SELECTED EXTRACT
- - - -

Alcoholism, also known as alcohol dependence, is a severe condition that affects millions of people worldwide. It’s not just a matter of drinking too much, but a physical and psychological dependence on alcohol. Quitting alcohol can be a challenging and difficult process, but it’s worth it for a healthier and happier life. There are ways to detox from alcohol at home, and many who are looking to do so are looking for a cutting back strategy. It’s important to note that detoxing at home may be dangerous but in this article we will provide an overview of alcoholism, treatments, and possible detoxing strategies.
The Causes of Alcoholism
There are several factors that contribute to the development of alcoholism, including:
Studies have shown that alcoholism can run in families and that individuals with a family history of addiction are at a higher risk of developing alcoholism themselves.
Growing up in an environment where alcohol is regularly abused, or experiencing trauma or stress can increase the risk of developing alcoholism.
Mental Health Issues
Individuals with certain mental health conditions, such as depression, anxiety, and bipolar disorder, may be more likely to develop alcoholism as a way to self-medicate.
Peer pressure and the desire to fit in with a certain group can lead to the initiation of alcohol use, and in some cases, can progress to addiction.
“It’s important to understand that alcoholism is a complex disease and can develop from a combination of various factors.”
Easy Access to Alcohol
Living in a culture where alcohol is readily available and frequently consumed can also increase the likelihood of developing alcoholism.
Symptoms of Alcoholism
The symptoms of alcoholism can vary from person to person, but common signs include:
– Loss of appetite
– Nausea and vomiting
– Anxiety and depression
– Irritability and mood swings
– Memory problems
– Cravings for alcohol
– Neglecting responsibilities at work, home, or school
– Isolation from friends and family
– Continued drinking despite negative consequences
What Alcoholics and Their Loved Ones Go Through
Alcoholism not only affects the person struggling with the addiction, but also their friends, partners, and family. They may experience:
Alcoholics often spend a significant amount of money on alcohol, which can cause financial strain.
Loved ones may feel frustrated, helpless, or angry about their loved one’s addiction. They may also feel guilty for not being able to help.
Alcoholism can cause arguments and distance in relationships, and can even lead to the breakdown of relationships.
Quitting Cold Turkey: The Dangers and Effects
Quitting alcohol “cold turkey” means abruptly stopping the consumption of alcohol. This can be dangerous and can cause severe withdrawal symptoms, such as:
Delirium Tremens (DTs)
DTs is a severe form of alcohol withdrawal that can cause confusion, seizures, and even death. DTs are one of the primary concerns for health professionals when quitting alcohol.
People going through alcohol withdrawal may experience hallucinations, which can be frightening and distressing.

- - - -

TASK ITEM A
According to the alcoholism article, what does quitting alcohol "cold turkey" mean?
TASK ITEM B
Carry the alcoholism article on from its last sentence.

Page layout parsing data
- - - -

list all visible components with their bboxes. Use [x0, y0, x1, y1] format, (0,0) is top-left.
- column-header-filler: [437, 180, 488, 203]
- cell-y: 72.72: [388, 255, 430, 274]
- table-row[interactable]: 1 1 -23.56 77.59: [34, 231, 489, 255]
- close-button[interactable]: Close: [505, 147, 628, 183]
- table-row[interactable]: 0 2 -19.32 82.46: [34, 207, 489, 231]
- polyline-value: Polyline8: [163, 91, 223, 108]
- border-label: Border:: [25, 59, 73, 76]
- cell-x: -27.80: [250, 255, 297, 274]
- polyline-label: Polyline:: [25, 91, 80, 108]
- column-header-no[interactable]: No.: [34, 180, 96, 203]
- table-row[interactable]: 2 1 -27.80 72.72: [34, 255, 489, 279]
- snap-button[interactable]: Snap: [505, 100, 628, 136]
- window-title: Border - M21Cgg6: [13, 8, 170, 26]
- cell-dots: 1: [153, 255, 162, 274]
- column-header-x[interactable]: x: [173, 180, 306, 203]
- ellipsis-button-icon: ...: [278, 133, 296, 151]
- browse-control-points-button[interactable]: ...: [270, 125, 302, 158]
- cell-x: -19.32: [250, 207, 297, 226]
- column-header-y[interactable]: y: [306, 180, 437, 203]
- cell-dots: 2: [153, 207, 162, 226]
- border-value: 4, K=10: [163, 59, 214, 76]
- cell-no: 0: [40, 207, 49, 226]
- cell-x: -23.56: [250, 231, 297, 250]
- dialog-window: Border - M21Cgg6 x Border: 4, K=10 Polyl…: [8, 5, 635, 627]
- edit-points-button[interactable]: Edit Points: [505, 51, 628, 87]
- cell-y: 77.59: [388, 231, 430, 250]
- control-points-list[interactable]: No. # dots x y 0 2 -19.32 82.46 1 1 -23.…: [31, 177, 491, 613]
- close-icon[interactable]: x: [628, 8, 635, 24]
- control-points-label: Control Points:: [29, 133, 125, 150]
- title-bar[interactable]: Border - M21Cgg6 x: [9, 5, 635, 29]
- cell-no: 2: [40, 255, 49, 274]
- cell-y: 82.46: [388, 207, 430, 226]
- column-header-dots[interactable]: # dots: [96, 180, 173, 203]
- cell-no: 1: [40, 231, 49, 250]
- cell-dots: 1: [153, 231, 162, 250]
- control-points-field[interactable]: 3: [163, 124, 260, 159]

- - - -

RESPONSE AREA A
Abruptly stopping the consumption of alcohol.

RESPONSE AREA B
Depression and anxiety
Cold turkey withdrawal can worsen mental health conditions, such as depression and anxiety.
It’s important to note that quitting cold turkey should only be done under the supervision of a medical professional.
Taper Down: A Safer Option
A safer option for quitting alcohol is to taper down, or gradually reduce the amount consumed over time. Tapering down is generally the safest form of quitting drinking. Medical professionals will often also prescribe medications to reduce the symptoms of quitting cold turkey. However, gradually reducing alcohol intake can also prevent severe withdrawal symptoms. Here’s an example schedule of tapering down from alcohol:
- Week 1: Reduce alcohol consumption by 25%
- Week 2: Reduce alcohol consumption by 50%
- Week 3: Reduce alcohol consumption by 75%
- Week 4: Stop consuming alcohol completely
Benefits of Tapering Down
- Reduced withdrawal symptoms
- Lower risk of relapse
- Eases the transition to sobriety
Additionally, to reducing the overall amount of drinks consumed you can also reduce the potency of the drinks you consume. For example, drinking a light beer with 3% alcohol content instead your usual beer which may have 6% alcohol. In some cases, drinking beer instead of shots can slow down your alcohol consumption as a beer may take longer to consume than a shot of liquor.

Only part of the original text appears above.